**** Given text ****

Alex is Sprintlaw’s co-founder and principal lawyer. Alex previously worked at a top-tier firm as a lawyer specialising in technology and media contracts, and founded a digital agency which he sold in 2015.
If you employ staff in Victoria, you’ve probably come across two different answers to a common question: is long service leave in Victoria based on 7 years or 10 years?
It’s an easy thing to get wrong, especially if you run a growing business across different states, you’ve recently taken over an existing team, or you’re relying on “how we’ve always done it”.
The good news is that Victoria’s long service leave rules are relatively clear once you break them down. The tricky part is understanding what changes at 7 years, why people still talk about 10 years (often because of other states’ rules), and how to handle real-world scenarios like resignations, terminations, casual staff, and business sales.
Below, we’ll walk you through the key Victorian rules in plain English, from an employer’s perspective, so you can stay compliant and avoid payroll disputes later.
What Is Long Service Leave (And Why Do Employers Get Caught Out)?
Long service leave (LSL) is a paid leave entitlement that recognises long-term, continuous service with the same employer.
Unlike annual leave and personal/carer’s leave (which sit under the National Employment Standards), long service leave is generally state and territory based. That means the rules are not identical across Australia.
This is one reason small businesses get caught out:
- The “7 vs 10 years” confusion often comes from comparing states (some are more 10-year focused).
- Payroll systems may not be set up to reflect Victorian thresholds correctly.
- Managers might make verbal promises about “when leave becomes available”.
- Business changes (like a sale, restructure, or transfer of staff) can affect how service is counted and who carries the liability.
Because long service leave can represent a significant cost (especially if multiple employees become entitled around the same time), it’s worth getting the rules right early and building the entitlement into your workforce planning.
So, Is Long Service Leave 7 Or 10 Years In Victoria?
In Victoria, the key milestone is generally 7 years of continuous employment.
In practical terms, many employees become entitled to take long service leave after 7 years of continuous service with you (subject to the Victorian rules about how and when it can be taken).
Just as importantly for employers, if an employee’s employment ends after they’ve completed 7 years of continuous employment, they will often be entitled to a pro-rata long service leave payment (even if they never actually took the leave). One important exception is where employment ends because of serious misconduct, which can affect whether any pro-rata LSL is payable.
The “10 years” figure is commonly mentioned because in some jurisdictions, the ability to take leave (or the full entitlement) is tied to 10 years. This can lead to assumptions like:
- “You only have to deal with long service leave once someone hits 10 years.”
- “We don’t need to track it properly until year 10.”
In Victoria, those assumptions can create compliance risks, because the 7-year point matters for both eligibility and potential payout exposure.

****

▶ [Task to complete]
Carry on the text about Victorian long service leave from its last sentence, in the same plain-English, employer-focused style.

**** Items ****

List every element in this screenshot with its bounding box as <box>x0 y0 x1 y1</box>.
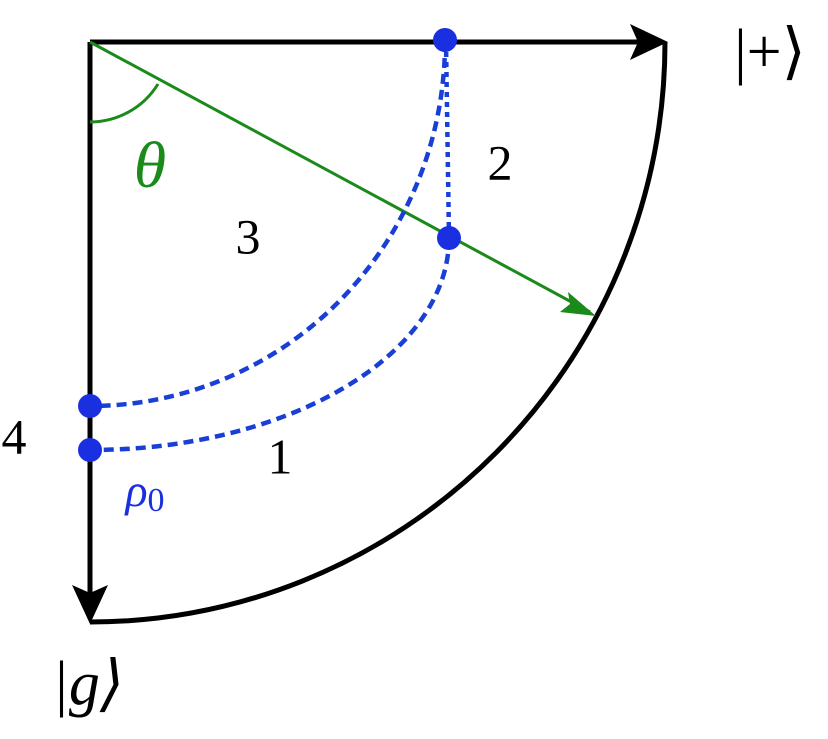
state-point <box>78 438 102 462</box>
vector-arrowhead <box>560 292 596 316</box>
outer-arc <box>89 41 668 625</box>
g-label: |g⟩ <box>52 650 124 718</box>
dotted-link <box>443 41 452 239</box>
plus-arrowhead <box>630 24 668 60</box>
state-point <box>78 394 102 418</box>
angle-arc <box>89 83 160 124</box>
trajectory-inner <box>89 237 452 453</box>
region-label: 2 <box>488 134 513 190</box>
state-label: ρ0 <box>123 465 164 519</box>
region-label: 4 <box>2 408 27 464</box>
state-point <box>433 28 457 52</box>
state-point <box>437 226 461 250</box>
g-arrowhead <box>72 585 108 624</box>
trajectory-outer <box>89 41 448 409</box>
state-symbol: ρ <box>123 465 147 516</box>
bloch-vector <box>89 40 591 314</box>
region-label: 1 <box>268 428 293 484</box>
region-label: 3 <box>236 208 261 264</box>
plus-label: |+⟩ <box>734 18 806 86</box>
state-subscript: 0 <box>148 482 165 519</box>
angle-label: θ <box>134 129 166 202</box>
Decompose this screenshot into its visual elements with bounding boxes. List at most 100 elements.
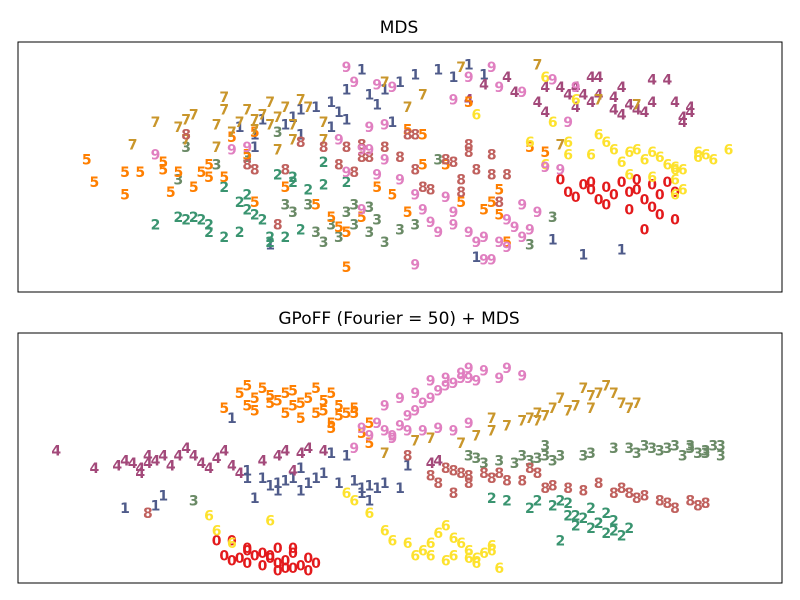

****

▶ [Answer to this problem]
If you want a deeper Victorian-focused overview, it can help to compare common milestones people talk about (including the “10-year” misconception) alongside the real rules: long service leave.
What Counts As “Continuous Employment” In Victoria?
For most small businesses, the biggest practical question isn’t just “7 or 10?” - it’s when does the clock start, and what breaks it?
In Victoria, long service leave is generally based on continuous employment. “Continuous” doesn’t mean the employee must work every week without interruption. It means the employment relationship continues over time, and certain absences don’t break continuity.
Common Examples That Usually Don’t Break Continuity
Depending on the circumstances, continuity can usually be preserved even if an employee has periods of:
- annual leave
- paid personal/carer’s leave
- public holidays
- some unpaid leave (for example, unpaid parental leave)
- stand down periods (in some cases)
However, a key technical point for employers is that an absence can sometimes preserve continuity but still not count as service for accrual purposes. In other words, the employee may remain “continuously employed”, but certain unpaid periods may be excluded when calculating how much long service leave has accrued. This is one reason it’s important to keep accurate leave records and ensure payroll settings match your workforce’s actual work patterns.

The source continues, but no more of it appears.